Copy all the data exactly, except the pictures.
___ Source records ___
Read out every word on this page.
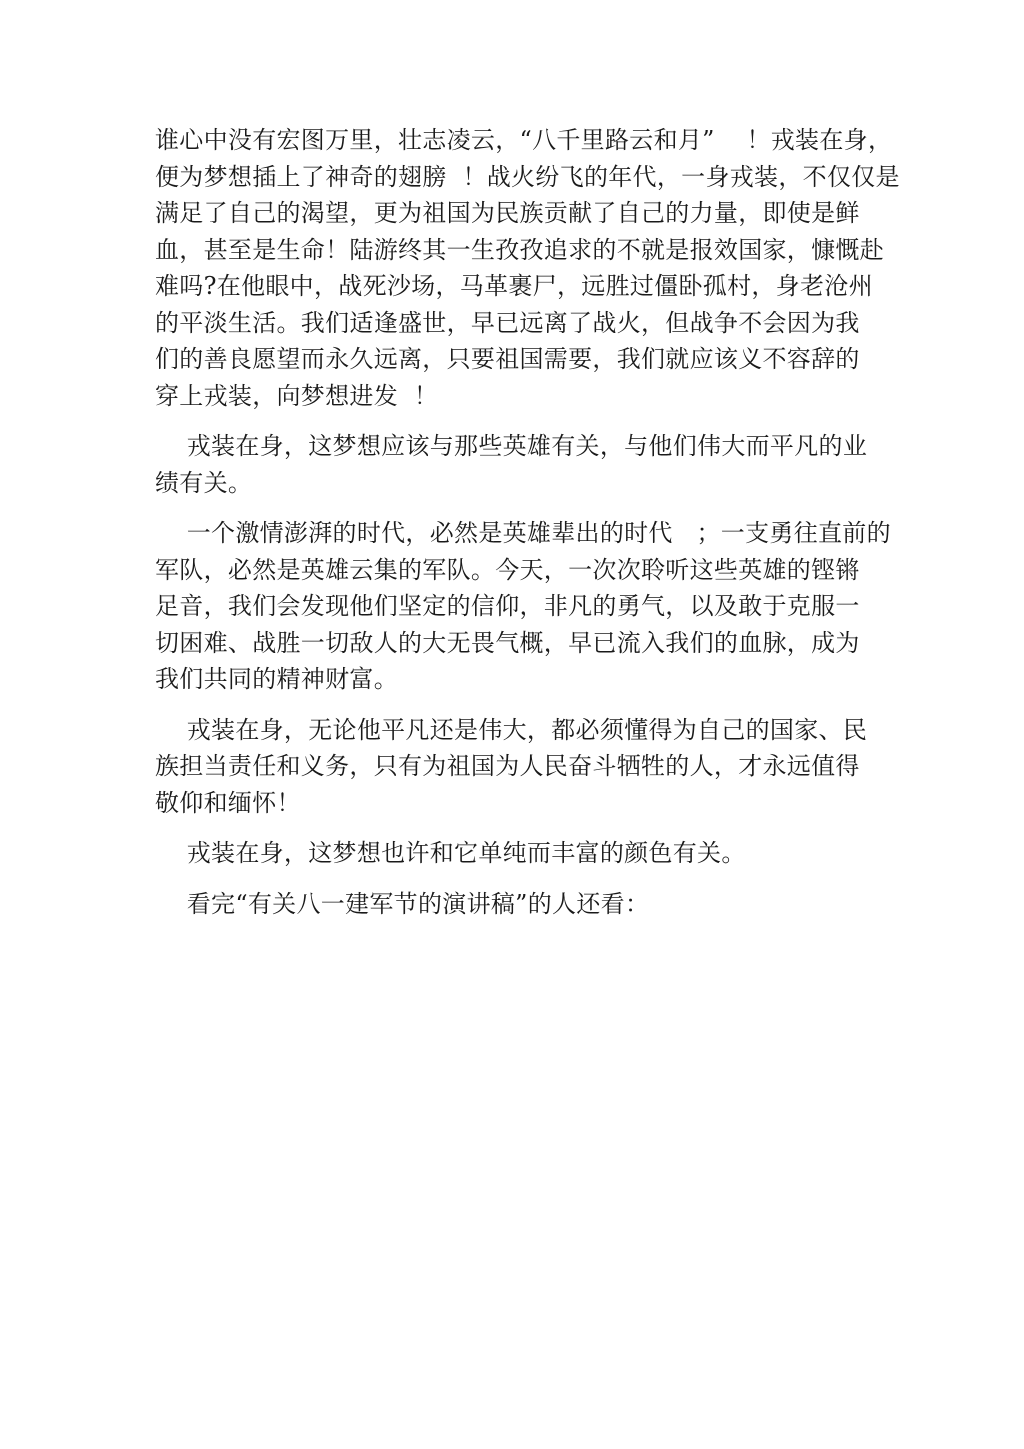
谁心中没有宏图万里，壮志凌云，“八千里路云和月”    ！戎装在身，
便为梦想插上了神奇的翅膀  ！战火纷飞的年代，一身戎装，不仅仅是
满足了自己的渴望，更为祖国为民族贡献了自己的力量，即使是鲜
血，甚至是生命！陆游终其一生孜孜追求的不就是报效国家，慷慨赴
难吗?在他眼中，战死沙场，马革裹尸，远胜过僵卧孤村，身老沧州
的平淡生活。我们适逢盛世，早已远离了战火，但战争不会因为我
们的善良愿望而永久远离，只要祖国需要，我们就应该义不容辞的
穿上戎装，向梦想进发  ！

戎装在身，这梦想应该与那些英雄有关，与他们伟大而平凡的业
绩有关。

一个激情澎湃的时代，必然是英雄辈出的时代   ；一支勇往直前的
军队，必然是英雄云集的军队。今天，一次次聆听这些英雄的铿锵
足音，我们会发现他们坚定的信仰，非凡的勇气，以及敢于克服一
切困难、战胜一切敌人的大无畏气概，早已流入我们的血脉，成为
我们共同的精神财富。

戎装在身，无论他平凡还是伟大，都必须懂得为自己的国家、民
族担当责任和义务，只有为祖国为人民奋斗牺牲的人，才永远值得
敬仰和缅怀！

戎装在身，这梦想也许和它单纯而丰富的颜色有关。

看完“有关八一建军节的演讲稿”的人还看：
___
» Response to this exercise
Read out every word on this page.
谁心中没有宏图万里，壮志凌云，“八千里路云和月”    ！戎装在身，
便为梦想插上了神奇的翅膀  ！战火纷飞的年代，一身戎装，不仅仅是
满足了自己的渴望，更为祖国为民族贡献了自己的力量，即使是鲜
血，甚至是生命！陆游终其一生孜孜追求的不就是报效国家，慷慨赴
难吗?在他眼中，战死沙场，马革裹尸，远胜过僵卧孤村，身老沧州
的平淡生活。我们适逢盛世，早已远离了战火，但战争不会因为我
们的善良愿望而永久远离，只要祖国需要，我们就应该义不容辞的
穿上戎装，向梦想进发  ！

戎装在身，这梦想应该与那些英雄有关，与他们伟大而平凡的业
绩有关。

一个激情澎湃的时代，必然是英雄辈出的时代   ；一支勇往直前的
军队，必然是英雄云集的军队。今天，一次次聆听这些英雄的铿锵
足音，我们会发现他们坚定的信仰，非凡的勇气，以及敢于克服一
切困难、战胜一切敌人的大无畏气概，早已流入我们的血脉，成为
我们共同的精神财富。

戎装在身，无论他平凡还是伟大，都必须懂得为自己的国家、民
族担当责任和义务，只有为祖国为人民奋斗牺牲的人，才永远值得
敬仰和缅怀！

戎装在身，这梦想也许和它单纯而丰富的颜色有关。

看完“有关八一建军节的演讲稿”的人还看：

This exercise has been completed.